> _SUPPLIED INFORMATION_
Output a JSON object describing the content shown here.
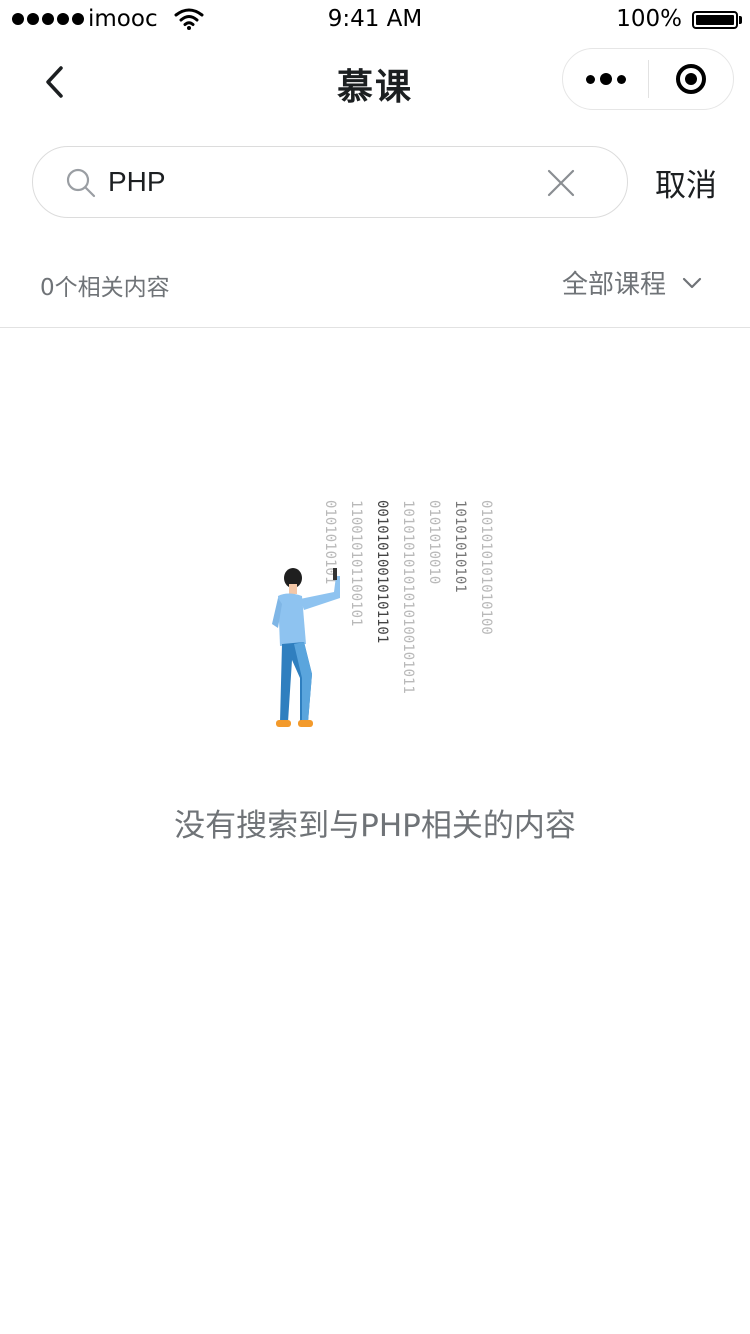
{
  "status_bar": {
    "carrier": "imooc",
    "time": "9:41 AM",
    "battery": "100%"
  },
  "nav": {
    "title": "慕课"
  },
  "search": {
    "value": "PHP",
    "cancel_label": "取消"
  },
  "filter": {
    "result_count": "0个相关内容",
    "category_label": "全部课程"
  },
  "empty_state": {
    "message": "没有搜索到与PHP相关的内容",
    "binary_columns": [
      "0101010101",
      "110010101100101",
      "00101010010101101",
      "10101010101010100101011",
      "0101010010",
      "10101010101",
      "0101010101010100"
    ]
  },
  "colors": {
    "text_primary": "#1c1f21",
    "text_secondary": "#6f7377",
    "border": "#dcdcdc",
    "figure_shirt": "#8ec3f0",
    "figure_pants": "#2f7fbf",
    "figure_shoes": "#f39a2b"
  }
}
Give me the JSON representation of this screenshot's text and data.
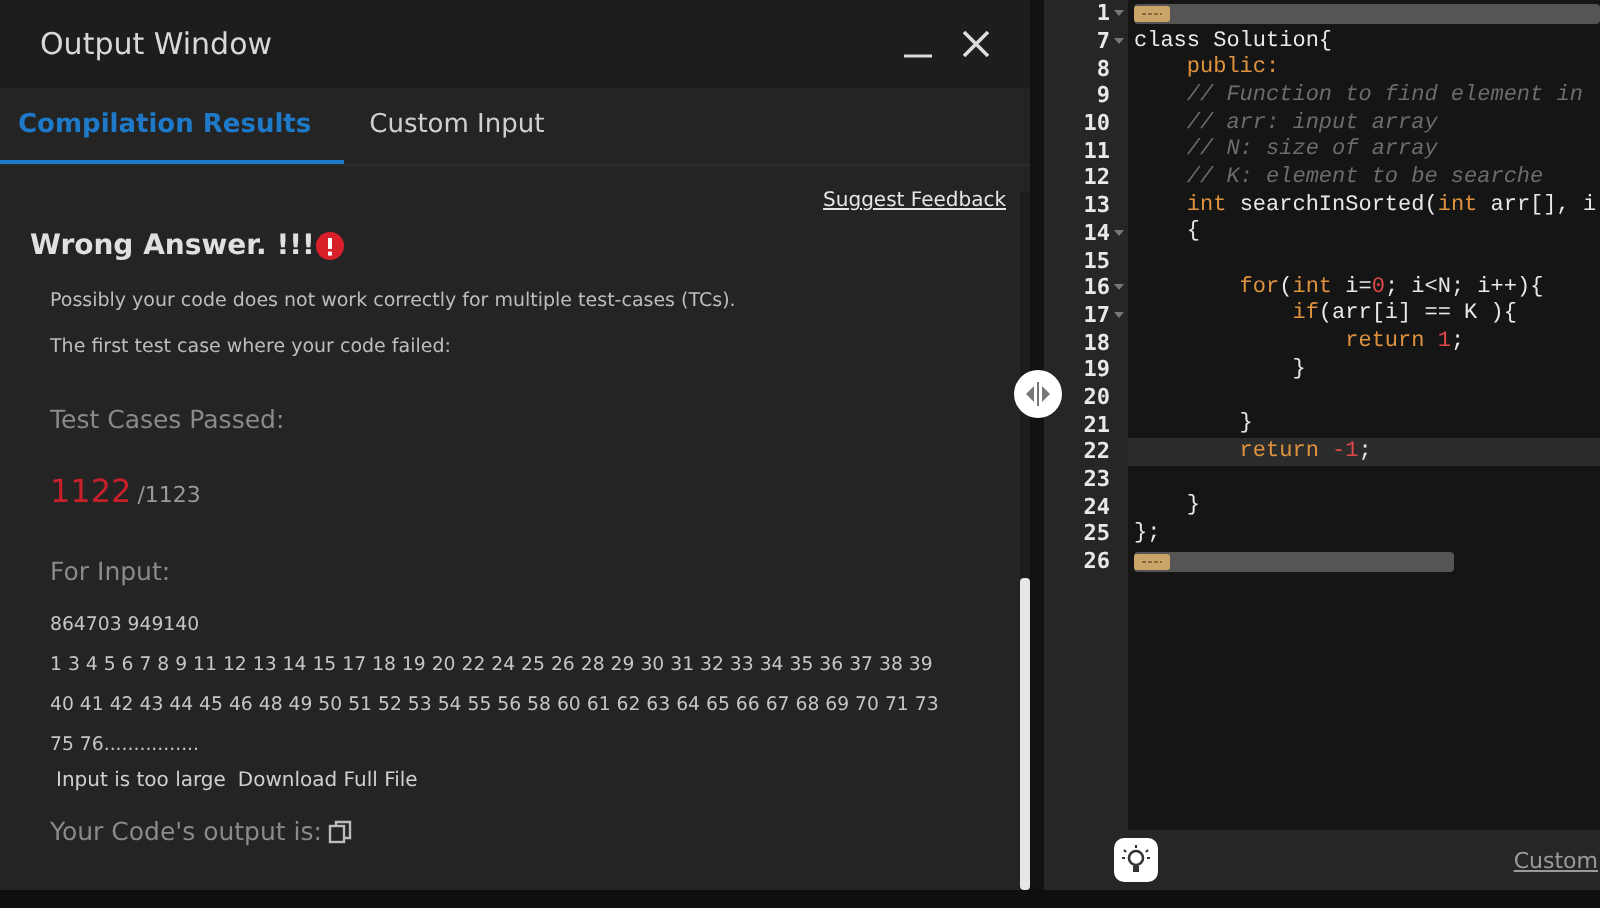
{
  "output_window": {
    "title": "Output Window",
    "tabs": [
      {
        "label": "Compilation Results",
        "selected": true
      },
      {
        "label": "Custom Input",
        "selected": false
      }
    ],
    "suggest_feedback": "Suggest Feedback",
    "verdict": "Wrong Answer. !!!",
    "messages": [
      "Possibly your code does not work correctly for multiple test-cases (TCs).",
      "The first test case where your code failed:"
    ],
    "passed_label": "Test Cases Passed:",
    "passed": "1122",
    "total": "/1123",
    "input_label": "For Input:",
    "input_lines": [
      "864703 949140",
      "1 3 4 5 6 7 8 9 11 12 13 14 15 17 18 19 20 22 24 25 26 28 29 30 31 32 33 34 35 36 37 38 39",
      "40 41 42 43 44 45 46 48 49 50 51 52 53 54 55 56 58 60 61 62 63 64 65 66 67 68 69 70 71 73",
      "75 76................"
    ],
    "too_large": "Input is too large",
    "download": "Download Full File",
    "output_label": "Your Code's output is:"
  },
  "editor": {
    "lines": [
      {
        "number": "1",
        "foldable": true,
        "folded": true,
        "active": false
      },
      {
        "number": "7",
        "foldable": true,
        "folded": false,
        "active": false,
        "tokens": [
          {
            "text": "class Solution{",
            "kind": "plain"
          }
        ]
      },
      {
        "number": "8",
        "foldable": false,
        "folded": false,
        "active": false,
        "tokens": [
          {
            "text": "    public:",
            "kind": "keyword"
          }
        ]
      },
      {
        "number": "9",
        "foldable": false,
        "folded": false,
        "active": false,
        "tokens": [
          {
            "text": "    // Function to find element in",
            "kind": "comment"
          }
        ]
      },
      {
        "number": "10",
        "foldable": false,
        "folded": false,
        "active": false,
        "tokens": [
          {
            "text": "    // arr: input array",
            "kind": "comment"
          }
        ]
      },
      {
        "number": "11",
        "foldable": false,
        "folded": false,
        "active": false,
        "tokens": [
          {
            "text": "    // N: size of array",
            "kind": "comment"
          }
        ]
      },
      {
        "number": "12",
        "foldable": false,
        "folded": false,
        "active": false,
        "tokens": [
          {
            "text": "    // K: element to be searche",
            "kind": "comment"
          }
        ]
      },
      {
        "number": "13",
        "foldable": false,
        "folded": false,
        "active": false,
        "tokens": [
          {
            "text": "    int",
            "kind": "keyword"
          },
          {
            "text": " searchInSorted(",
            "kind": "plain"
          },
          {
            "text": "int",
            "kind": "keyword"
          },
          {
            "text": " arr[], i",
            "kind": "plain"
          }
        ]
      },
      {
        "number": "14",
        "foldable": true,
        "folded": false,
        "active": false,
        "tokens": [
          {
            "text": "    {",
            "kind": "plain"
          }
        ]
      },
      {
        "number": "15",
        "foldable": false,
        "folded": false,
        "active": false
      },
      {
        "number": "16",
        "foldable": true,
        "folded": false,
        "active": false,
        "tokens": [
          {
            "text": "        for",
            "kind": "keyword"
          },
          {
            "text": "(",
            "kind": "plain"
          },
          {
            "text": "int",
            "kind": "keyword"
          },
          {
            "text": " i=",
            "kind": "plain"
          },
          {
            "text": "0",
            "kind": "number"
          },
          {
            "text": "; i<N; i++){",
            "kind": "plain"
          }
        ]
      },
      {
        "number": "17",
        "foldable": true,
        "folded": false,
        "active": false,
        "tokens": [
          {
            "text": "            if",
            "kind": "keyword"
          },
          {
            "text": "(arr[i] == K ){",
            "kind": "plain"
          }
        ]
      },
      {
        "number": "18",
        "foldable": false,
        "folded": false,
        "active": false,
        "tokens": [
          {
            "text": "                return ",
            "kind": "keyword"
          },
          {
            "text": "1",
            "kind": "number"
          },
          {
            "text": ";",
            "kind": "plain"
          }
        ]
      },
      {
        "number": "19",
        "foldable": false,
        "folded": false,
        "active": false,
        "tokens": [
          {
            "text": "            }",
            "kind": "plain"
          }
        ]
      },
      {
        "number": "20",
        "foldable": false,
        "folded": false,
        "active": false
      },
      {
        "number": "21",
        "foldable": false,
        "folded": false,
        "active": false,
        "tokens": [
          {
            "text": "        }",
            "kind": "plain"
          }
        ]
      },
      {
        "number": "22",
        "foldable": false,
        "folded": false,
        "active": true,
        "tokens": [
          {
            "text": "        return ",
            "kind": "keyword"
          },
          {
            "text": "-1",
            "kind": "number"
          },
          {
            "text": ";",
            "kind": "plain"
          }
        ]
      },
      {
        "number": "23",
        "foldable": false,
        "folded": false,
        "active": false
      },
      {
        "number": "24",
        "foldable": false,
        "folded": false,
        "active": false,
        "tokens": [
          {
            "text": "    }",
            "kind": "plain"
          }
        ]
      },
      {
        "number": "25",
        "foldable": false,
        "folded": false,
        "active": false,
        "tokens": [
          {
            "text": "};",
            "kind": "plain"
          }
        ]
      },
      {
        "number": "26",
        "foldable": false,
        "folded": true,
        "active": false
      }
    ],
    "footer_link": "Custom"
  }
}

> _EXERCISE GOAL_
Make an exact copy of every entry above, minus the images.

> _RESPONSE TO THIS EXERCISE_
Output a JSON object describing the content shown here.
{
  "status_bar": {
    "carrier": "imooc",
    "time": "9:41 AM",
    "battery": "100%"
  },
  "nav": {
    "title": "慕课"
  },
  "search": {
    "value": "PHP",
    "cancel_label": "取消"
  },
  "filter": {
    "result_count": "0个相关内容",
    "category_label": "全部课程"
  },
  "empty_state": {
    "message": "没有搜索到与PHP相关的内容",
    "binary_columns": [
      "0101010101",
      "110010101100101",
      "00101010010101101",
      "10101010101010100101011",
      "0101010010",
      "10101010101",
      "0101010101010100"
    ]
  },
  "colors": {
    "text_primary": "#1c1f21",
    "text_secondary": "#6f7377",
    "border": "#dcdcdc",
    "figure_shirt": "#8ec3f0",
    "figure_pants": "#2f7fbf",
    "figure_shoes": "#f39a2b"
  }
}
Give me the JSON representation of this screenshot's text and data.
{
  "output_window": {
    "title": "Output Window",
    "tabs": [
      {
        "label": "Compilation Results",
        "selected": true
      },
      {
        "label": "Custom Input",
        "selected": false
      }
    ],
    "suggest_feedback": "Suggest Feedback",
    "verdict": "Wrong Answer. !!!",
    "messages": [
      "Possibly your code does not work correctly for multiple test-cases (TCs).",
      "The first test case where your code failed:"
    ],
    "passed_label": "Test Cases Passed:",
    "passed": "1122",
    "total": "/1123",
    "input_label": "For Input:",
    "input_lines": [
      "864703 949140",
      "1 3 4 5 6 7 8 9 11 12 13 14 15 17 18 19 20 22 24 25 26 28 29 30 31 32 33 34 35 36 37 38 39",
      "40 41 42 43 44 45 46 48 49 50 51 52 53 54 55 56 58 60 61 62 63 64 65 66 67 68 69 70 71 73",
      "75 76................"
    ],
    "too_large": "Input is too large",
    "download": "Download Full File",
    "output_label": "Your Code's output is:"
  },
  "editor": {
    "lines": [
      {
        "number": "1",
        "foldable": true,
        "folded": true,
        "active": false
      },
      {
        "number": "7",
        "foldable": true,
        "folded": false,
        "active": false,
        "tokens": [
          {
            "text": "class Solution{",
            "kind": "plain"
          }
        ]
      },
      {
        "number": "8",
        "foldable": false,
        "folded": false,
        "active": false,
        "tokens": [
          {
            "text": "    public:",
            "kind": "keyword"
          }
        ]
      },
      {
        "number": "9",
        "foldable": false,
        "folded": false,
        "active": false,
        "tokens": [
          {
            "text": "    // Function to find element in",
            "kind": "comment"
          }
        ]
      },
      {
        "number": "10",
        "foldable": false,
        "folded": false,
        "active": false,
        "tokens": [
          {
            "text": "    // arr: input array",
            "kind": "comment"
          }
        ]
      },
      {
        "number": "11",
        "foldable": false,
        "folded": false,
        "active": false,
        "tokens": [
          {
            "text": "    // N: size of array",
            "kind": "comment"
          }
        ]
      },
      {
        "number": "12",
        "foldable": false,
        "folded": false,
        "active": false,
        "tokens": [
          {
            "text": "    // K: element to be searche",
            "kind": "comment"
          }
        ]
      },
      {
        "number": "13",
        "foldable": false,
        "folded": false,
        "active": false,
        "tokens": [
          {
            "text": "    int",
            "kind": "keyword"
          },
          {
            "text": " searchInSorted(",
            "kind": "plain"
          },
          {
            "text": "int",
            "kind": "keyword"
          },
          {
            "text": " arr[], i",
            "kind": "plain"
          }
        ]
      },
      {
        "number": "14",
        "foldable": true,
        "folded": false,
        "active": false,
        "tokens": [
          {
            "text": "    {",
            "kind": "plain"
          }
        ]
      },
      {
        "number": "15",
        "foldable": false,
        "folded": false,
        "active": false
      },
      {
        "number": "16",
        "foldable": true,
        "folded": false,
        "active": false,
        "tokens": [
          {
            "text": "        for",
            "kind": "keyword"
          },
          {
            "text": "(",
            "kind": "plain"
          },
          {
            "text": "int",
            "kind": "keyword"
          },
          {
            "text": " i=",
            "kind": "plain"
          },
          {
            "text": "0",
            "kind": "number"
          },
          {
            "text": "; i<N; i++){",
            "kind": "plain"
          }
        ]
      },
      {
        "number": "17",
        "foldable": true,
        "folded": false,
        "active": false,
        "tokens": [
          {
            "text": "            if",
            "kind": "keyword"
          },
          {
            "text": "(arr[i] == K ){",
            "kind": "plain"
          }
        ]
      },
      {
        "number": "18",
        "foldable": false,
        "folded": false,
        "active": false,
        "tokens": [
          {
            "text": "                return ",
            "kind": "keyword"
          },
          {
            "text": "1",
            "kind": "number"
          },
          {
            "text": ";",
            "kind": "plain"
          }
        ]
      },
      {
        "number": "19",
        "foldable": false,
        "folded": false,
        "active": false,
        "tokens": [
          {
            "text": "            }",
            "kind": "plain"
          }
        ]
      },
      {
        "number": "20",
        "foldable": false,
        "folded": false,
        "active": false
      },
      {
        "number": "21",
        "foldable": false,
        "folded": false,
        "active": false,
        "tokens": [
          {
            "text": "        }",
            "kind": "plain"
          }
        ]
      },
      {
        "number": "22",
        "foldable": false,
        "folded": false,
        "active": true,
        "tokens": [
          {
            "text": "        return ",
            "kind": "keyword"
          },
          {
            "text": "-1",
            "kind": "number"
          },
          {
            "text": ";",
            "kind": "plain"
          }
        ]
      },
      {
        "number": "23",
        "foldable": false,
        "folded": false,
        "active": false
      },
      {
        "number": "24",
        "foldable": false,
        "folded": false,
        "active": false,
        "tokens": [
          {
            "text": "    }",
            "kind": "plain"
          }
        ]
      },
      {
        "number": "25",
        "foldable": false,
        "folded": false,
        "active": false,
        "tokens": [
          {
            "text": "};",
            "kind": "plain"
          }
        ]
      },
      {
        "number": "26",
        "foldable": false,
        "folded": true,
        "active": false
      }
    ],
    "footer_link": "Custom"
  }
}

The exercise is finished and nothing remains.